**Material shown:**
———

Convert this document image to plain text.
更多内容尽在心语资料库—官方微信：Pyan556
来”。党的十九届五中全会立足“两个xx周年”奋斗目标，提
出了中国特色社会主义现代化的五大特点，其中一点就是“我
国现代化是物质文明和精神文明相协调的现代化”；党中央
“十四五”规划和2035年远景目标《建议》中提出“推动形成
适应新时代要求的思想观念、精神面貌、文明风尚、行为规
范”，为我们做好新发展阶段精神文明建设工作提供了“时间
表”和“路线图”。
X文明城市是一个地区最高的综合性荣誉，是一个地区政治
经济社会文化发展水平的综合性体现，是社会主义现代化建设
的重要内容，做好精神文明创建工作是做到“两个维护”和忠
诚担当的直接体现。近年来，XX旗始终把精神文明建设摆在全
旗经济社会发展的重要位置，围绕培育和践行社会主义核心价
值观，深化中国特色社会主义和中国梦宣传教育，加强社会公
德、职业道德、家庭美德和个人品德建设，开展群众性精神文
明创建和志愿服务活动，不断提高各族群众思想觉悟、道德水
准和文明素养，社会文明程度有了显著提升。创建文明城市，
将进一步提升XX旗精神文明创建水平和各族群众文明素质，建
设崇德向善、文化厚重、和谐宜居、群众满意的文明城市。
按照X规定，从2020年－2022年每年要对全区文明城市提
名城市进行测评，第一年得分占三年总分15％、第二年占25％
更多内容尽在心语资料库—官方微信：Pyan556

———

**Stated task:** Your task is to reproduce all of the records exactly.

**Task result:**
Convert this document image to plain text.
更多内容尽在心语资料库—官方微信：Pyan556
来”。党的十九届五中全会立足“两个xx周年”奋斗目标，提
出了中国特色社会主义现代化的五大特点，其中一点就是“我
国现代化是物质文明和精神文明相协调的现代化”；党中央
“十四五”规划和2035年远景目标《建议》中提出“推动形成
适应新时代要求的思想观念、精神面貌、文明风尚、行为规
范”，为我们做好新发展阶段精神文明建设工作提供了“时间
表”和“路线图”。
X文明城市是一个地区最高的综合性荣誉，是一个地区政治
经济社会文化发展水平的综合性体现，是社会主义现代化建设
的重要内容，做好精神文明创建工作是做到“两个维护”和忠
诚担当的直接体现。近年来，XX旗始终把精神文明建设摆在全
旗经济社会发展的重要位置，围绕培育和践行社会主义核心价
值观，深化中国特色社会主义和中国梦宣传教育，加强社会公
德、职业道德、家庭美德和个人品德建设，开展群众性精神文
明创建和志愿服务活动，不断提高各族群众思想觉悟、道德水
准和文明素养，社会文明程度有了显著提升。创建文明城市，
将进一步提升XX旗精神文明创建水平和各族群众文明素质，建
设崇德向善、文化厚重、和谐宜居、群众满意的文明城市。
按照X规定，从2020年－2022年每年要对全区文明城市提
名城市进行测评，第一年得分占三年总分15％、第二年占25％
更多内容尽在心语资料库—官方微信：Pyan556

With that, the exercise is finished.